Goal → Every entry below should be transcribed exactly; pictures stay out of the copy.

Given data →

--- Start ---

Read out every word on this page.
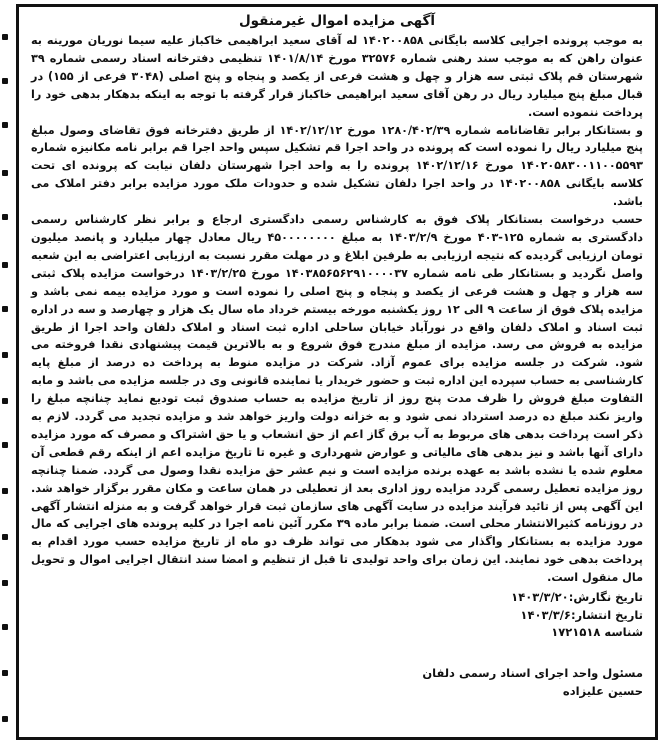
آگهی مزایده اموال غیرمنقول

به موجب پرونده اجرایی کلاسه بایگانی ۱۴۰۲۰۰۸۵۸ له آقای سعید ابراهیمی خاکباز علیه سیما نوریان مورینه به عنوان راهن که به موجب سند رهنی شماره ۳۲۵۷۶ مورخ ۱۴۰۱/۸/۱۴ تنظیمی دفترخانه اسناد رسمی شماره ۳۹ شهرستان قم پلاک ثبتی سه هزار و چهل و هشت فرعی از یکصد و پنجاه و پنج اصلی (۳۰۴۸ فرعی از ۱۵۵) در قبال مبلغ پنج میلیارد ریال در رهن آقای سعید ابراهیمی خاکباز قرار گرفته با توجه به اینکه بدهکار بدهی خود را پرداخت ننموده است.

و بستانکار برابر تقاضانامه شماره ۱۲۸۰/۴۰۲/۳۹ مورخ ۱۴۰۲/۱۲/۱۲ از طریق دفترخانه فوق تقاضای وصول مبلغ پنج میلیارد ریال را نموده است که پرونده در واحد اجرا قم تشکیل سپس واحد اجرا قم برابر نامه مکانیزه شماره ۱۴۰۲۰۵۸۳۰۰۱۱۰۰۵۵۹۳ مورخ ۱۴۰۲/۱۲/۱۶ پرونده را به واحد اجرا شهرستان دلفان نیابت که پرونده ای تحت کلاسه بایگانی ۱۴۰۲۰۰۸۵۸ در واحد اجرا دلفان تشکیل شده و حدودات ملک مورد مزایده برابر دفتر املاک می باشد.

حسب درخواست بستانکار پلاک فوق به کارشناس رسمی دادگستری ارجاع و برابر نظر کارشناس رسمی دادگستری به شماره ۱۲۵-۴۰۳ مورخ ۱۴۰۳/۲/۹ به مبلغ ۴۵۰۰۰۰۰۰۰۰ ریال معادل چهار میلیارد و پانصد میلیون تومان ارزیابی گردیده که نتیجه ارزیابی به طرفین ابلاغ و در مهلت مقرر نسبت به ارزیابی اعتراضی به این شعبه واصل نگردید و بستانکار طی نامه شماره ۱۴۰۳۸۵۶۵۶۲۹۱۰۰۰۰۳۷ مورخ ۱۴۰۳/۲/۲۵ درخواست مزایده پلاک ثبتی سه هزار و چهل و هشت فرعی از یکصد و پنجاه و پنج اصلی را نموده است و مورد مزایده بیمه نمی باشد و مزایده پلاک فوق از ساعت ۹ الی ۱۲ روز یکشنبه مورخه بیستم خرداد ماه سال یک هزار و چهارصد و سه در اداره ثبت اسناد و املاک دلفان واقع در نورآباد خیابان ساحلی اداره ثبت اسناد و املاک دلفان واحد اجرا از طریق مزایده به فروش می رسد. مزایده از مبلغ مندرج فوق شروع و به بالاترین قیمت پیشنهادی نقدا فروخته می شود. شرکت در جلسه مزایده برای عموم آزاد. شرکت در مزایده منوط به پرداخت ده درصد از مبلغ پایه کارشناسی به حساب سپرده این اداره ثبت و حضور خریدار یا نماینده قانونی وی در جلسه مزایده می باشد و مابه التفاوت مبلغ فروش را ظرف مدت پنج روز از تاریخ مزایده به حساب صندوق ثبت تودیع نماید چنانچه مبلغ را واریز نکند مبلغ ده درصد استرداد نمی شود و به خزانه دولت واریز خواهد شد و مزایده تجدید می گردد. لازم به ذکر است پرداخت بدهی های مربوط به آب برق گاز اعم از حق انشعاب و یا حق اشتراک و مصرف که مورد مزایده دارای آنها باشد و نیز بدهی های مالیاتی و عوارض شهرداری و غیره تا تاریخ مزایده اعم از اینکه رقم قطعی آن معلوم شده یا نشده باشد به عهده برنده مزایده است و نیم عشر حق مزایده نقدا وصول می گردد. ضمنا چنانچه روز مزایده تعطیل رسمی گردد مزایده روز اداری بعد از تعطیلی در همان ساعت و مکان مقرر برگزار خواهد شد. این آگهی پس از تائید فرآیند مزایده در سایت آگهی های سازمان ثبت قرار خواهد گرفت و به منزله انتشار آگهی در روزنامه کثیرالانتشار محلی است. ضمنا برابر ماده ۳۹ مکرر آئین نامه اجرا در کلیه پرونده های اجرایی که مال مورد مزایده به بستانکار واگذار می شود بدهکار می تواند ظرف دو ماه از تاریخ مزایده حسب مورد اقدام به پرداخت بدهی خود نمایند. این زمان برای واحد تولیدی تا قبل از تنظیم و امضا سند انتقال اجرایی اموال و تحویل مال منقول است.

تاریخ نگارش:۱۴۰۳/۳/۲۰
تاریخ انتشار:۱۴۰۳/۳/۶
شناسه ۱۷۲۱۵۱۸
مسئول واحد اجرای اسناد رسمی دلفان
حسین علیزاده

--- End ---

Exercise answer →
Read out every word on this page.
آگهی مزایده اموال غیرمنقول

به موجب پرونده اجرایی کلاسه بایگانی ۱۴۰۲۰۰۸۵۸ له آقای سعید ابراهیمی خاکباز علیه سیما نوریان مورینه به عنوان راهن که به موجب سند رهنی شماره ۳۲۵۷۶ مورخ ۱۴۰۱/۸/۱۴ تنظیمی دفترخانه اسناد رسمی شماره ۳۹ شهرستان قم پلاک ثبتی سه هزار و چهل و هشت فرعی از یکصد و پنجاه و پنج اصلی (۳۰۴۸ فرعی از ۱۵۵) در قبال مبلغ پنج میلیارد ریال در رهن آقای سعید ابراهیمی خاکباز قرار گرفته با توجه به اینکه بدهکار بدهی خود را پرداخت ننموده است.

و بستانکار برابر تقاضانامه شماره ۱۲۸۰/۴۰۲/۳۹ مورخ ۱۴۰۲/۱۲/۱۲ از طریق دفترخانه فوق تقاضای وصول مبلغ پنج میلیارد ریال را نموده است که پرونده در واحد اجرا قم تشکیل سپس واحد اجرا قم برابر نامه مکانیزه شماره ۱۴۰۲۰۵۸۳۰۰۱۱۰۰۵۵۹۳ مورخ ۱۴۰۲/۱۲/۱۶ پرونده را به واحد اجرا شهرستان دلفان نیابت که پرونده ای تحت کلاسه بایگانی ۱۴۰۲۰۰۸۵۸ در واحد اجرا دلفان تشکیل شده و حدودات ملک مورد مزایده برابر دفتر املاک می باشد.

حسب درخواست بستانکار پلاک فوق به کارشناس رسمی دادگستری ارجاع و برابر نظر کارشناس رسمی دادگستری به شماره ۱۲۵-۴۰۳ مورخ ۱۴۰۳/۲/۹ به مبلغ ۴۵۰۰۰۰۰۰۰۰ ریال معادل چهار میلیارد و پانصد میلیون تومان ارزیابی گردیده که نتیجه ارزیابی به طرفین ابلاغ و در مهلت مقرر نسبت به ارزیابی اعتراضی به این شعبه واصل نگردید و بستانکار طی نامه شماره ۱۴۰۳۸۵۶۵۶۲۹۱۰۰۰۰۳۷ مورخ ۱۴۰۳/۲/۲۵ درخواست مزایده پلاک ثبتی سه هزار و چهل و هشت فرعی از یکصد و پنجاه و پنج اصلی را نموده است و مورد مزایده بیمه نمی باشد و مزایده پلاک فوق از ساعت ۹ الی ۱۲ روز یکشنبه مورخه بیستم خرداد ماه سال یک هزار و چهارصد و سه در اداره ثبت اسناد و املاک دلفان واقع در نورآباد خیابان ساحلی اداره ثبت اسناد و املاک دلفان واحد اجرا از طریق مزایده به فروش می رسد. مزایده از مبلغ مندرج فوق شروع و به بالاترین قیمت پیشنهادی نقدا فروخته می شود. شرکت در جلسه مزایده برای عموم آزاد. شرکت در مزایده منوط به پرداخت ده درصد از مبلغ پایه کارشناسی به حساب سپرده این اداره ثبت و حضور خریدار یا نماینده قانونی وی در جلسه مزایده می باشد و مابه التفاوت مبلغ فروش را ظرف مدت پنج روز از تاریخ مزایده به حساب صندوق ثبت تودیع نماید چنانچه مبلغ را واریز نکند مبلغ ده درصد استرداد نمی شود و به خزانه دولت واریز خواهد شد و مزایده تجدید می گردد. لازم به ذکر است پرداخت بدهی های مربوط به آب برق گاز اعم از حق انشعاب و یا حق اشتراک و مصرف که مورد مزایده دارای آنها باشد و نیز بدهی های مالیاتی و عوارض شهرداری و غیره تا تاریخ مزایده اعم از اینکه رقم قطعی آن معلوم شده یا نشده باشد به عهده برنده مزایده است و نیم عشر حق مزایده نقدا وصول می گردد. ضمنا چنانچه روز مزایده تعطیل رسمی گردد مزایده روز اداری بعد از تعطیلی در همان ساعت و مکان مقرر برگزار خواهد شد. این آگهی پس از تائید فرآیند مزایده در سایت آگهی های سازمان ثبت قرار خواهد گرفت و به منزله انتشار آگهی در روزنامه کثیرالانتشار محلی است. ضمنا برابر ماده ۳۹ مکرر آئین نامه اجرا در کلیه پرونده های اجرایی که مال مورد مزایده به بستانکار واگذار می شود بدهکار می تواند ظرف دو ماه از تاریخ مزایده حسب مورد اقدام به پرداخت بدهی خود نمایند. این زمان برای واحد تولیدی تا قبل از تنظیم و امضا سند انتقال اجرایی اموال و تحویل مال منقول است.

تاریخ نگارش:۱۴۰۳/۳/۲۰
تاریخ انتشار:۱۴۰۳/۳/۶
شناسه ۱۷۲۱۵۱۸
مسئول واحد اجرای اسناد رسمی دلفان
حسین علیزاده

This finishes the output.